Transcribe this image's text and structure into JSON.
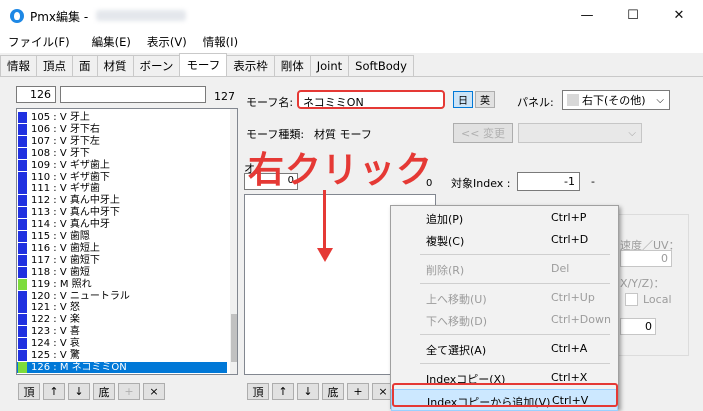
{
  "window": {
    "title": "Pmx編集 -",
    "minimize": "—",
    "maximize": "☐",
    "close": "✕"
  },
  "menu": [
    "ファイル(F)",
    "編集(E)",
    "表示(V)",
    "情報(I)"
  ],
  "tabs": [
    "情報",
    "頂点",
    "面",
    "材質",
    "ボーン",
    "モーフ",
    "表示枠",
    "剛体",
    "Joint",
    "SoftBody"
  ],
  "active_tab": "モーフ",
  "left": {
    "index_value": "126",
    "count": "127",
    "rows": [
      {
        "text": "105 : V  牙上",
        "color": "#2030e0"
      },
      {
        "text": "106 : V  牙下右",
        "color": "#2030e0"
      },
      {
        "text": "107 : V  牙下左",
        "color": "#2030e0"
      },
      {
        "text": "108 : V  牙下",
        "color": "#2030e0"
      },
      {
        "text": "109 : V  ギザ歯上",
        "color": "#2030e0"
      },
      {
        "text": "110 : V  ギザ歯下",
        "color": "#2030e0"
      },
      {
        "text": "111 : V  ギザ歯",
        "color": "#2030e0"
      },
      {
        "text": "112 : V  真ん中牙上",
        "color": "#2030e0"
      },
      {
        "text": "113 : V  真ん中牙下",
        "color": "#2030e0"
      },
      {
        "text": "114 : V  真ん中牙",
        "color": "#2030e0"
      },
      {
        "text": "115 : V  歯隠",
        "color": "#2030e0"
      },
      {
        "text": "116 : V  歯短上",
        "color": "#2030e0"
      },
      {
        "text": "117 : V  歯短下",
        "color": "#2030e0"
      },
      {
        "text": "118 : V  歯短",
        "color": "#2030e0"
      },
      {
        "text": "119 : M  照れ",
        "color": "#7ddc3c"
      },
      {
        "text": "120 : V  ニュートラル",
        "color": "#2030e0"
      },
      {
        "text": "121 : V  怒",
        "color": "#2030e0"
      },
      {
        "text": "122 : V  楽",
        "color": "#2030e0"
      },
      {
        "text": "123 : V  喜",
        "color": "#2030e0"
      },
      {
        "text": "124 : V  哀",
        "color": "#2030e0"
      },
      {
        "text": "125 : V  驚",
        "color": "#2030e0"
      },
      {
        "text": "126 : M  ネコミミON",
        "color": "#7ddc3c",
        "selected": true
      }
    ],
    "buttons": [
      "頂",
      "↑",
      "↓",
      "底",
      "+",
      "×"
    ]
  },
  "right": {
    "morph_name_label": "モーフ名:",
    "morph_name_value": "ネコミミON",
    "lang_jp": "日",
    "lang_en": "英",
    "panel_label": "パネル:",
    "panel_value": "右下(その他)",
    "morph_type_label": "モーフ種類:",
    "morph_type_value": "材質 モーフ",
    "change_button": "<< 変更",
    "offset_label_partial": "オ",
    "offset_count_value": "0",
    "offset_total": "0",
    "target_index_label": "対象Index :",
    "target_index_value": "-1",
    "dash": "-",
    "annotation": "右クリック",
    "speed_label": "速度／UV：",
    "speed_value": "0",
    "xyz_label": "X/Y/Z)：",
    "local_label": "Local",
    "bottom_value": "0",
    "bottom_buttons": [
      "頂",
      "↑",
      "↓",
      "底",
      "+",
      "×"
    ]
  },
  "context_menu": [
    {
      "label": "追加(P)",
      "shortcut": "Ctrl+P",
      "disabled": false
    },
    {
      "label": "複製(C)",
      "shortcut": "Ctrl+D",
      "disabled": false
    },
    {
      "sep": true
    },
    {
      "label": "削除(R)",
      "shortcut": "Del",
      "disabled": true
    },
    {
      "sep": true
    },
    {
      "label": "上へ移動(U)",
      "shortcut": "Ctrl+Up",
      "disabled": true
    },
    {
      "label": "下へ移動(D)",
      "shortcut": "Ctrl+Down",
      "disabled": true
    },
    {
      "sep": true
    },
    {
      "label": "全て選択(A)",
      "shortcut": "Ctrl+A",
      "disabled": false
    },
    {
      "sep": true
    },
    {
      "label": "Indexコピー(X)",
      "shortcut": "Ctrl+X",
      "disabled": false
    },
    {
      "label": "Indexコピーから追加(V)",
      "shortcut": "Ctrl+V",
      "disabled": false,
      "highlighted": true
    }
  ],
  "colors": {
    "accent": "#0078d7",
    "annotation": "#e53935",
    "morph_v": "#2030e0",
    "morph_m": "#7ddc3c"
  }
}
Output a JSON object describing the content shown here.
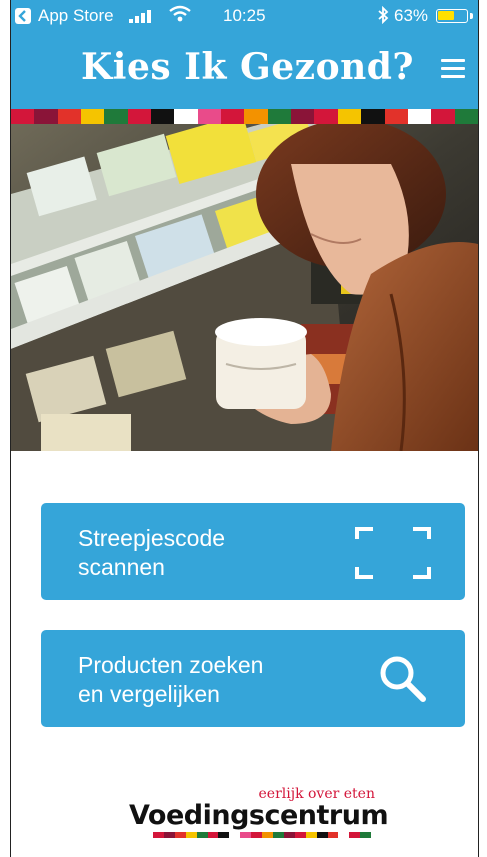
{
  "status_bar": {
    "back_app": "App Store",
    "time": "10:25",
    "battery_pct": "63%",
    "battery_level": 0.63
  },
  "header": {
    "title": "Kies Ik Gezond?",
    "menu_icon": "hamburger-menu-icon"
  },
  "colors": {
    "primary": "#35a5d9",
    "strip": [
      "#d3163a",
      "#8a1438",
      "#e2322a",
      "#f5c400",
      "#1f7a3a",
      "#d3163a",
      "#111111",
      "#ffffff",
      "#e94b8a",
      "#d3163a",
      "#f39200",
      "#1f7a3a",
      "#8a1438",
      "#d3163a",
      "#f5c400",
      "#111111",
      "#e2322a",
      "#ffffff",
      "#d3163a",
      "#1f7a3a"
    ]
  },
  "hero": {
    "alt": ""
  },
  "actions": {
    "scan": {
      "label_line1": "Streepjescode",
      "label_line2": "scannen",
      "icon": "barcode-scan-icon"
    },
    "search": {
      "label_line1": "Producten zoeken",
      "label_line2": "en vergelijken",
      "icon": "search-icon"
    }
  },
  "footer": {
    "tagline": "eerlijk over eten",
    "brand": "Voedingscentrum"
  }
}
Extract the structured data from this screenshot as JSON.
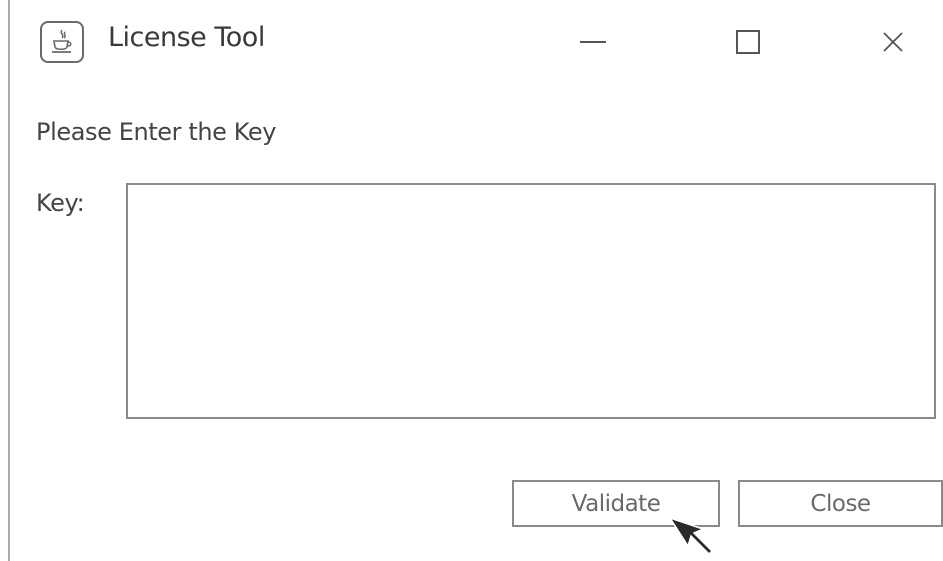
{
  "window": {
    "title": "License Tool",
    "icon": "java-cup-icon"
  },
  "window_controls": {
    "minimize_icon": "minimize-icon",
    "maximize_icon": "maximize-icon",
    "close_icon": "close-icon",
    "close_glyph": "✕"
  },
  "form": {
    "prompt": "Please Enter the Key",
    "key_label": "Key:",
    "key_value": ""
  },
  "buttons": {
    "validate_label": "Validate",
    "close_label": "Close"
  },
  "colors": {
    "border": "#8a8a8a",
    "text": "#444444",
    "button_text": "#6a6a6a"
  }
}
================================
**What to work on**
Reproduce every entry word for word, but omit the pictures.

**Complete output**
Transcribe this image's text and structure into JSON.
{
  "window": {
    "title": "Pmx編集 -",
    "minimize": "—",
    "maximize": "☐",
    "close": "✕"
  },
  "menu": [
    "ファイル(F)",
    "編集(E)",
    "表示(V)",
    "情報(I)"
  ],
  "tabs": [
    "情報",
    "頂点",
    "面",
    "材質",
    "ボーン",
    "モーフ",
    "表示枠",
    "剛体",
    "Joint",
    "SoftBody"
  ],
  "active_tab": "モーフ",
  "left": {
    "index_value": "126",
    "count": "127",
    "rows": [
      {
        "text": "105 : V  牙上",
        "color": "#2030e0"
      },
      {
        "text": "106 : V  牙下右",
        "color": "#2030e0"
      },
      {
        "text": "107 : V  牙下左",
        "color": "#2030e0"
      },
      {
        "text": "108 : V  牙下",
        "color": "#2030e0"
      },
      {
        "text": "109 : V  ギザ歯上",
        "color": "#2030e0"
      },
      {
        "text": "110 : V  ギザ歯下",
        "color": "#2030e0"
      },
      {
        "text": "111 : V  ギザ歯",
        "color": "#2030e0"
      },
      {
        "text": "112 : V  真ん中牙上",
        "color": "#2030e0"
      },
      {
        "text": "113 : V  真ん中牙下",
        "color": "#2030e0"
      },
      {
        "text": "114 : V  真ん中牙",
        "color": "#2030e0"
      },
      {
        "text": "115 : V  歯隠",
        "color": "#2030e0"
      },
      {
        "text": "116 : V  歯短上",
        "color": "#2030e0"
      },
      {
        "text": "117 : V  歯短下",
        "color": "#2030e0"
      },
      {
        "text": "118 : V  歯短",
        "color": "#2030e0"
      },
      {
        "text": "119 : M  照れ",
        "color": "#7ddc3c"
      },
      {
        "text": "120 : V  ニュートラル",
        "color": "#2030e0"
      },
      {
        "text": "121 : V  怒",
        "color": "#2030e0"
      },
      {
        "text": "122 : V  楽",
        "color": "#2030e0"
      },
      {
        "text": "123 : V  喜",
        "color": "#2030e0"
      },
      {
        "text": "124 : V  哀",
        "color": "#2030e0"
      },
      {
        "text": "125 : V  驚",
        "color": "#2030e0"
      },
      {
        "text": "126 : M  ネコミミON",
        "color": "#7ddc3c",
        "selected": true
      }
    ],
    "buttons": [
      "頂",
      "↑",
      "↓",
      "底",
      "+",
      "×"
    ]
  },
  "right": {
    "morph_name_label": "モーフ名:",
    "morph_name_value": "ネコミミON",
    "lang_jp": "日",
    "lang_en": "英",
    "panel_label": "パネル:",
    "panel_value": "右下(その他)",
    "morph_type_label": "モーフ種類:",
    "morph_type_value": "材質 モーフ",
    "change_button": "<< 変更",
    "offset_label_partial": "オ",
    "offset_count_value": "0",
    "offset_total": "0",
    "target_index_label": "対象Index :",
    "target_index_value": "-1",
    "dash": "-",
    "annotation": "右クリック",
    "speed_label": "速度／UV：",
    "speed_value": "0",
    "xyz_label": "X/Y/Z)：",
    "local_label": "Local",
    "bottom_value": "0",
    "bottom_buttons": [
      "頂",
      "↑",
      "↓",
      "底",
      "+",
      "×"
    ]
  },
  "context_menu": [
    {
      "label": "追加(P)",
      "shortcut": "Ctrl+P",
      "disabled": false
    },
    {
      "label": "複製(C)",
      "shortcut": "Ctrl+D",
      "disabled": false
    },
    {
      "sep": true
    },
    {
      "label": "削除(R)",
      "shortcut": "Del",
      "disabled": true
    },
    {
      "sep": true
    },
    {
      "label": "上へ移動(U)",
      "shortcut": "Ctrl+Up",
      "disabled": true
    },
    {
      "label": "下へ移動(D)",
      "shortcut": "Ctrl+Down",
      "disabled": true
    },
    {
      "sep": true
    },
    {
      "label": "全て選択(A)",
      "shortcut": "Ctrl+A",
      "disabled": false
    },
    {
      "sep": true
    },
    {
      "label": "Indexコピー(X)",
      "shortcut": "Ctrl+X",
      "disabled": false
    },
    {
      "label": "Indexコピーから追加(V)",
      "shortcut": "Ctrl+V",
      "disabled": false,
      "highlighted": true
    }
  ],
  "colors": {
    "accent": "#0078d7",
    "annotation": "#e53935",
    "morph_v": "#2030e0",
    "morph_m": "#7ddc3c"
  }
}
Output a JSON object describing the content shown here.
{
  "status_bar": {
    "back_app": "App Store",
    "time": "10:25",
    "battery_pct": "63%",
    "battery_level": 0.63
  },
  "header": {
    "title": "Kies Ik Gezond?",
    "menu_icon": "hamburger-menu-icon"
  },
  "colors": {
    "primary": "#35a5d9",
    "strip": [
      "#d3163a",
      "#8a1438",
      "#e2322a",
      "#f5c400",
      "#1f7a3a",
      "#d3163a",
      "#111111",
      "#ffffff",
      "#e94b8a",
      "#d3163a",
      "#f39200",
      "#1f7a3a",
      "#8a1438",
      "#d3163a",
      "#f5c400",
      "#111111",
      "#e2322a",
      "#ffffff",
      "#d3163a",
      "#1f7a3a"
    ]
  },
  "hero": {
    "alt": ""
  },
  "actions": {
    "scan": {
      "label_line1": "Streepjescode",
      "label_line2": "scannen",
      "icon": "barcode-scan-icon"
    },
    "search": {
      "label_line1": "Producten zoeken",
      "label_line2": "en vergelijken",
      "icon": "search-icon"
    }
  },
  "footer": {
    "tagline": "eerlijk over eten",
    "brand": "Voedingscentrum"
  }
}
Extract the structured data from this screenshot as JSON.
{
  "window": {
    "title": "License Tool",
    "icon": "java-cup-icon"
  },
  "window_controls": {
    "minimize_icon": "minimize-icon",
    "maximize_icon": "maximize-icon",
    "close_icon": "close-icon",
    "close_glyph": "✕"
  },
  "form": {
    "prompt": "Please Enter the Key",
    "key_label": "Key:",
    "key_value": ""
  },
  "buttons": {
    "validate_label": "Validate",
    "close_label": "Close"
  },
  "colors": {
    "border": "#8a8a8a",
    "text": "#444444",
    "button_text": "#6a6a6a"
  }
}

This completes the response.